THE DATA ::
▼▼▼

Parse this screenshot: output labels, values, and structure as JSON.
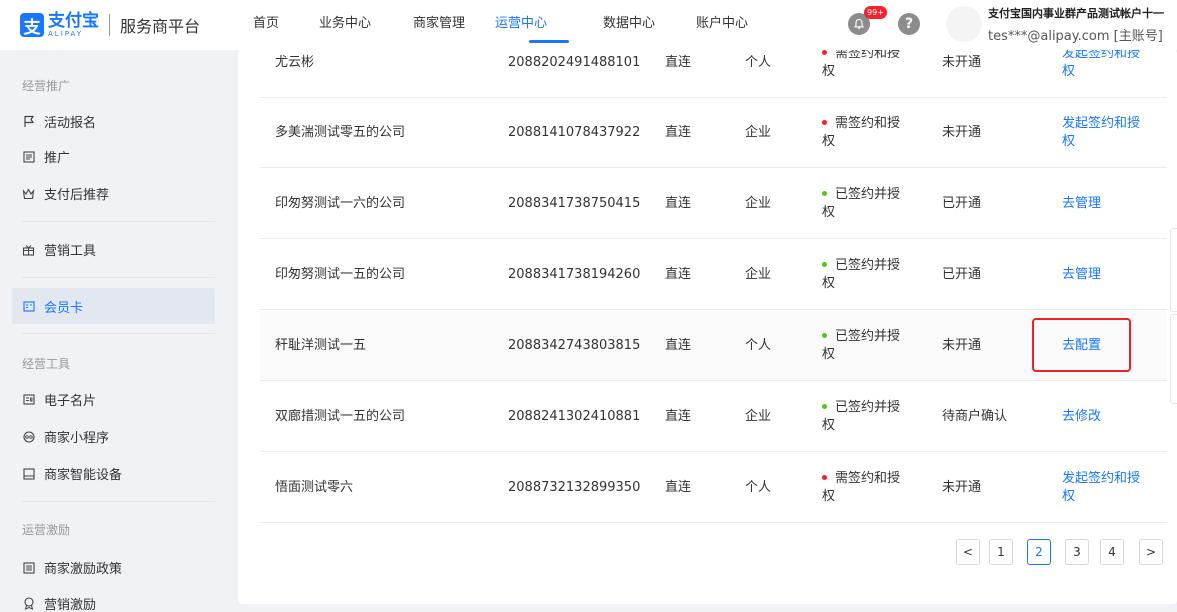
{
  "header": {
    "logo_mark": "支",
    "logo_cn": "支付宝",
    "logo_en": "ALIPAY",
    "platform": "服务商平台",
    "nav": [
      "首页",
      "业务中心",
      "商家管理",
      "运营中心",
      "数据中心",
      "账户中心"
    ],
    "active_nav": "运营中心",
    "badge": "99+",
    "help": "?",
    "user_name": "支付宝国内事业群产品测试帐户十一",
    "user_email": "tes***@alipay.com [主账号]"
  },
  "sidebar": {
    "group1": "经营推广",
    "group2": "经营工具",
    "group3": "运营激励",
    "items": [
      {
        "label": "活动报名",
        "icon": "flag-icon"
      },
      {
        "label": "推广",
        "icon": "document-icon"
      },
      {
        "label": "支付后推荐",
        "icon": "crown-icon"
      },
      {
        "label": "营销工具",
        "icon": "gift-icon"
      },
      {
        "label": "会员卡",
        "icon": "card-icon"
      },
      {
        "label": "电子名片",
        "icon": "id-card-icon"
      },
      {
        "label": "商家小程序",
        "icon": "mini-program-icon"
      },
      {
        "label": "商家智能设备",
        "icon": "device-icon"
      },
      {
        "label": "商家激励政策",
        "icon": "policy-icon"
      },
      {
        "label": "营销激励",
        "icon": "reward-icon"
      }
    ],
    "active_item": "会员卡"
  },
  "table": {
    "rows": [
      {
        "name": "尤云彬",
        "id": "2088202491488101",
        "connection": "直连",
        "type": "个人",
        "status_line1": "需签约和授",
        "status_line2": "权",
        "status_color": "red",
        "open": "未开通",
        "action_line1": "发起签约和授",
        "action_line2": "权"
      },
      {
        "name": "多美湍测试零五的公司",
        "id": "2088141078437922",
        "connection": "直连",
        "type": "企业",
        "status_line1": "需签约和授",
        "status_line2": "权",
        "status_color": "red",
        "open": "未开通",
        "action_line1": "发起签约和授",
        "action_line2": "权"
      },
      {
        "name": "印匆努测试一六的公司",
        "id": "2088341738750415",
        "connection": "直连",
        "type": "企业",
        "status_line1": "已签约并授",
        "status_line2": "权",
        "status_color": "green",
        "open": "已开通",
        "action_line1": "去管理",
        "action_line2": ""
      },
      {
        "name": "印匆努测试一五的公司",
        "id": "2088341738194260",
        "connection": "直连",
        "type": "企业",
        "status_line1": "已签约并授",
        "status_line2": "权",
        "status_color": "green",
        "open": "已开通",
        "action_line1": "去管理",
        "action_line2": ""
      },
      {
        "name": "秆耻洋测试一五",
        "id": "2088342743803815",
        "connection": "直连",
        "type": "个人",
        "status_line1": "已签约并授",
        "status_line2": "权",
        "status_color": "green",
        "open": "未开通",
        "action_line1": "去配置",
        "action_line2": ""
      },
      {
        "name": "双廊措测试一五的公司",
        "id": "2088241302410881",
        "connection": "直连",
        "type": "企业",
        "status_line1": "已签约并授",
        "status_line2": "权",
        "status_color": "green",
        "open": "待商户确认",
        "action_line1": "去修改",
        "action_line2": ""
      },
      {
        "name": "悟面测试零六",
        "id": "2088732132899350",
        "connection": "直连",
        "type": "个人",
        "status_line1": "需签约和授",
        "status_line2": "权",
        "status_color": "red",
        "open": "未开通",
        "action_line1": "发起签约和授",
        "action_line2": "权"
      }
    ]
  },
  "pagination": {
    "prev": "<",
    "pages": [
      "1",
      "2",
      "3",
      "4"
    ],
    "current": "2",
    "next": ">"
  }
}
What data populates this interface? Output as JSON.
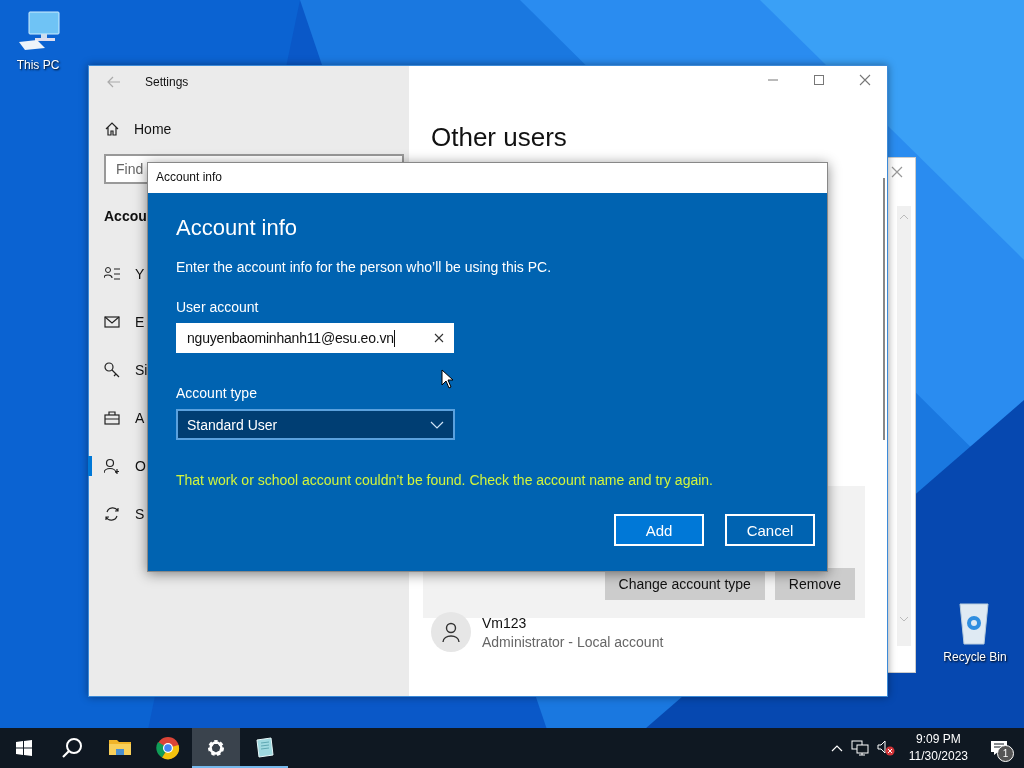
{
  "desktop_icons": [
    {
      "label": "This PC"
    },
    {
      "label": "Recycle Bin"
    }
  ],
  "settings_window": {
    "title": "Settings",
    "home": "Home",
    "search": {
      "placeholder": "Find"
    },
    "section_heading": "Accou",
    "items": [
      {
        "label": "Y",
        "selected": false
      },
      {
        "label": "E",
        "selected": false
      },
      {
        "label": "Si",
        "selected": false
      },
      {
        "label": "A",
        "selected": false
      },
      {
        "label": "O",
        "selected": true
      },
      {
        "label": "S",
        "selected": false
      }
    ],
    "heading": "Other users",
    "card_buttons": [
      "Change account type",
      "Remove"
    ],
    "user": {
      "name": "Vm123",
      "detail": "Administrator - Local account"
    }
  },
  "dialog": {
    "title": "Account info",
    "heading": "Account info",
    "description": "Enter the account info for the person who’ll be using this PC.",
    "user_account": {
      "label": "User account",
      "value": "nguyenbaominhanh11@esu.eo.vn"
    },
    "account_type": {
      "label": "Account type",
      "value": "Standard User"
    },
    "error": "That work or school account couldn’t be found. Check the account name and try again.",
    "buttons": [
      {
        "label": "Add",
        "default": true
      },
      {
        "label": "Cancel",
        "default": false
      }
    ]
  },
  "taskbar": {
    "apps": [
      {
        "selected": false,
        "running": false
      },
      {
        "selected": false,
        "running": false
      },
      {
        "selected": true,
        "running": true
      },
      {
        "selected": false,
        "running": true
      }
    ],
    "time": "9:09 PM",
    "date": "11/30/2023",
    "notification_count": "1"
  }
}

▲▲▲
▼▼▼

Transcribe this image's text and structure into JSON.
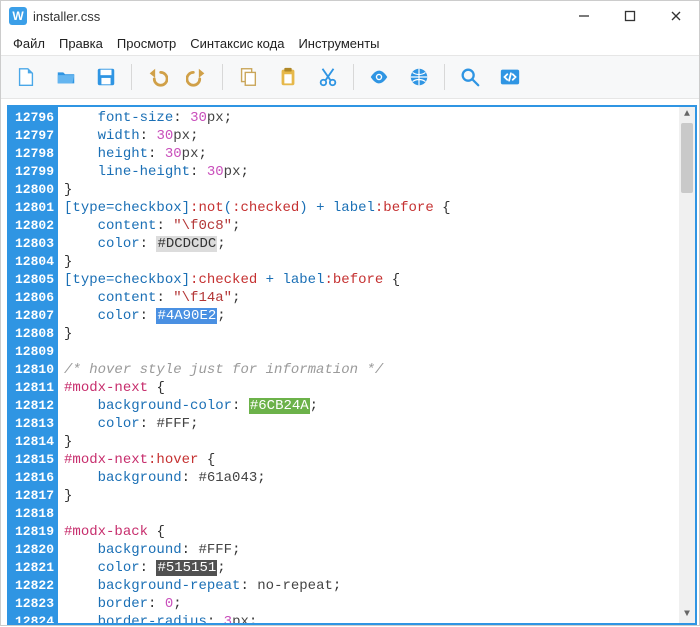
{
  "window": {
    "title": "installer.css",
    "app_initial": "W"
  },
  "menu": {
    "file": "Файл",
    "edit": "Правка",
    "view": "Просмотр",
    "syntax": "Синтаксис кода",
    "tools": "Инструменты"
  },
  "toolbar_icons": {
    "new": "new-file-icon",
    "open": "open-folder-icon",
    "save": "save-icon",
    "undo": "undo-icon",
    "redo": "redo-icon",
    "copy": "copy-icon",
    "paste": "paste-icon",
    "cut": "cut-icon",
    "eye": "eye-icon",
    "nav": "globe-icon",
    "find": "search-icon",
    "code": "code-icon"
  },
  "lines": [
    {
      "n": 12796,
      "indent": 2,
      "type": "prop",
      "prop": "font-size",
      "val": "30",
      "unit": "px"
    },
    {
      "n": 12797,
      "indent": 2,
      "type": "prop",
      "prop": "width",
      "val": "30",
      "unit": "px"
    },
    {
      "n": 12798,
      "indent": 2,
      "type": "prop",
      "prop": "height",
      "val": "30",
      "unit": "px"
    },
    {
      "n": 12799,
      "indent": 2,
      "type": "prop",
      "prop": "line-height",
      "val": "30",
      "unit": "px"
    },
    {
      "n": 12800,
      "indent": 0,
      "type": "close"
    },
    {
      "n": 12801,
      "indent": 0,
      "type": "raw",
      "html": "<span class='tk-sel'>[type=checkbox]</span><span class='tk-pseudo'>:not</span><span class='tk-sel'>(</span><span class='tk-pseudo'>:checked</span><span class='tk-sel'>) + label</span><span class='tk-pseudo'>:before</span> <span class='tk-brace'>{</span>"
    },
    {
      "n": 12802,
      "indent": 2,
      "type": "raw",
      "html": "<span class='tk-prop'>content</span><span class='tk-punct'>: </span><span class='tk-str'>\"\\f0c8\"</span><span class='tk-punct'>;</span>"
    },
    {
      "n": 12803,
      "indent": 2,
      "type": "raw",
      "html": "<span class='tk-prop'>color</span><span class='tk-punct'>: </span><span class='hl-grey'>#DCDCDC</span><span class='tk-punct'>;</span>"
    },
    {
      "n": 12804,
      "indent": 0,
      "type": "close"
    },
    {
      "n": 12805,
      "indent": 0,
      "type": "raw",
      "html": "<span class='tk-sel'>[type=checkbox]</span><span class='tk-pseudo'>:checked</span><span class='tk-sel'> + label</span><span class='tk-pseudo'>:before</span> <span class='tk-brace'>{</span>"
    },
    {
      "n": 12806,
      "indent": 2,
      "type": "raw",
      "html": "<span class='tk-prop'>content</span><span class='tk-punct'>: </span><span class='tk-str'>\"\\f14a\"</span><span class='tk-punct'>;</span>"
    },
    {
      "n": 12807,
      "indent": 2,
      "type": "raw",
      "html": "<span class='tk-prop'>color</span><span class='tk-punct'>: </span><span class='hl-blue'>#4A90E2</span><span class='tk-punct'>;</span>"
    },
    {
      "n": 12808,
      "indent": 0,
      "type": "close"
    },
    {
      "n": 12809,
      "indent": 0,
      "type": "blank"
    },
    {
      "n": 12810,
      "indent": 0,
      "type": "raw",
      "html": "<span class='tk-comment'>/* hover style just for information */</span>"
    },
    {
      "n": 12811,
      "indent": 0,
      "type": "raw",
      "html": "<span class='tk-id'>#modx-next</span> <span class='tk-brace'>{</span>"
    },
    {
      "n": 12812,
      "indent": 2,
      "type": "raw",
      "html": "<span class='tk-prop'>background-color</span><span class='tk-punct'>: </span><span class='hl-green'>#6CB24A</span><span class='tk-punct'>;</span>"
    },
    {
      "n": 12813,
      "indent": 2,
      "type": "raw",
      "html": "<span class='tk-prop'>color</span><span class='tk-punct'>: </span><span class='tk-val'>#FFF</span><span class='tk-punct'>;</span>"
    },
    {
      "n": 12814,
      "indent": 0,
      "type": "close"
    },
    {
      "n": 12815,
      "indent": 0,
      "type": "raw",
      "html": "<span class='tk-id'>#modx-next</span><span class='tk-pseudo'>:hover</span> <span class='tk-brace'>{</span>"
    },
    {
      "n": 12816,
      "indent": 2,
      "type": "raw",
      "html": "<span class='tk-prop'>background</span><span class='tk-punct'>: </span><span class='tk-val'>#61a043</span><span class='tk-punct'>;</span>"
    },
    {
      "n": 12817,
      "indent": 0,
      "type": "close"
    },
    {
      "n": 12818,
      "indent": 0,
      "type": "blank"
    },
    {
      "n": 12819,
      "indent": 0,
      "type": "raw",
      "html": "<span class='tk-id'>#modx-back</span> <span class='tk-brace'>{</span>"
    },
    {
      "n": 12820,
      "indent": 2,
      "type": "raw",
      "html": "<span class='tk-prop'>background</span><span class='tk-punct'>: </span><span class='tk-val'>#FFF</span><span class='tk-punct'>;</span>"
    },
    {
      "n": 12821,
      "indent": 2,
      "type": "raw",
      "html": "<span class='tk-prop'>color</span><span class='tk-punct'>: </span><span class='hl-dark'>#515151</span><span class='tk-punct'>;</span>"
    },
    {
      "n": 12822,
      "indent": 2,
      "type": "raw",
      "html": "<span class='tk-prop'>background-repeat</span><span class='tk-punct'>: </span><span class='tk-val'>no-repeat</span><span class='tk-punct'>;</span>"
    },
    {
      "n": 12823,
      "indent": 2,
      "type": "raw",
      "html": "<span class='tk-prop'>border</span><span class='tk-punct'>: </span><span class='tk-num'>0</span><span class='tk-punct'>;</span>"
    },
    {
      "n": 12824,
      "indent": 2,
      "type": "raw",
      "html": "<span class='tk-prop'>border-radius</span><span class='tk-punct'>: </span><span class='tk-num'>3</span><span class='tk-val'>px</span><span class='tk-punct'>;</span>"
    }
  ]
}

▲▲▲
▼▼▼

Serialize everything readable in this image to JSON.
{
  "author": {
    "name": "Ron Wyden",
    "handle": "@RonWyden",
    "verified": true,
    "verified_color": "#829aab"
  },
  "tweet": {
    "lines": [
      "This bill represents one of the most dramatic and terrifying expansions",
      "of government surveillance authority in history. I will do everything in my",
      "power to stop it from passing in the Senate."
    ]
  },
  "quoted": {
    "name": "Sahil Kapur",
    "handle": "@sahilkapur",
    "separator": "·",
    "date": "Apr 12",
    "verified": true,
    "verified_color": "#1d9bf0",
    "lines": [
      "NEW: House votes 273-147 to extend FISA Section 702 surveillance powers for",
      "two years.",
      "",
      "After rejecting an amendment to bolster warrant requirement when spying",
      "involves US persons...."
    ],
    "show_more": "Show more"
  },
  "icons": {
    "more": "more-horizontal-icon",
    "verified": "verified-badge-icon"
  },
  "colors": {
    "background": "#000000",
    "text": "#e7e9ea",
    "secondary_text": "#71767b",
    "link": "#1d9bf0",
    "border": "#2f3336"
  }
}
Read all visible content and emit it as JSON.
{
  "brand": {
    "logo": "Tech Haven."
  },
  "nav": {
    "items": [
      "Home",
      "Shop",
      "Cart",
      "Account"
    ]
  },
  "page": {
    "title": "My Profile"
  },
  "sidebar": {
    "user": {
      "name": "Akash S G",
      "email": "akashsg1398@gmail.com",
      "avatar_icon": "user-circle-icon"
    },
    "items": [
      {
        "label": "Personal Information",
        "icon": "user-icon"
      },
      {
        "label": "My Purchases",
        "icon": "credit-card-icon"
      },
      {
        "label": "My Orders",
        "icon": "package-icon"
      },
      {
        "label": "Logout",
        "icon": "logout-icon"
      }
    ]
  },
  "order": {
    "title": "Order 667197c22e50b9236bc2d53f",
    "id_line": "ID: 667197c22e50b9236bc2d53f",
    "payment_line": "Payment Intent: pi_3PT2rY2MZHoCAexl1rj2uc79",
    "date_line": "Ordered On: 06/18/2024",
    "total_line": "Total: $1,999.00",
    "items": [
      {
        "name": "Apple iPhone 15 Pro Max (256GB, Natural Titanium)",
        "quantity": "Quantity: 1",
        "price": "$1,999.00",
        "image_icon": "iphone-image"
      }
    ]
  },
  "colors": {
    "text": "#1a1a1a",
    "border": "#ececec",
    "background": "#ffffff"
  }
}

▲▲▲

WHAT TO DO :: Reproduce each line holding the word "before".

WRITTEN SOLUTION ::
      "html": "<span class='tk-sel'>[type=checkbox]</span><span class='tk-pseudo'>:not</span><span class='tk-sel'>(</span><span class='tk-pseudo'>:checked</span><span class='tk-sel'>) + label</span><span class='tk-pseudo'>:before</span> <span class='tk-brace'>{</span>"
      "html": "<span class='tk-sel'>[type=checkbox]</span><span class='tk-pseudo'>:checked</span><span class='tk-sel'> + label</span><span class='tk-pseudo'>:before</span> <span class='tk-brace'>{</span>"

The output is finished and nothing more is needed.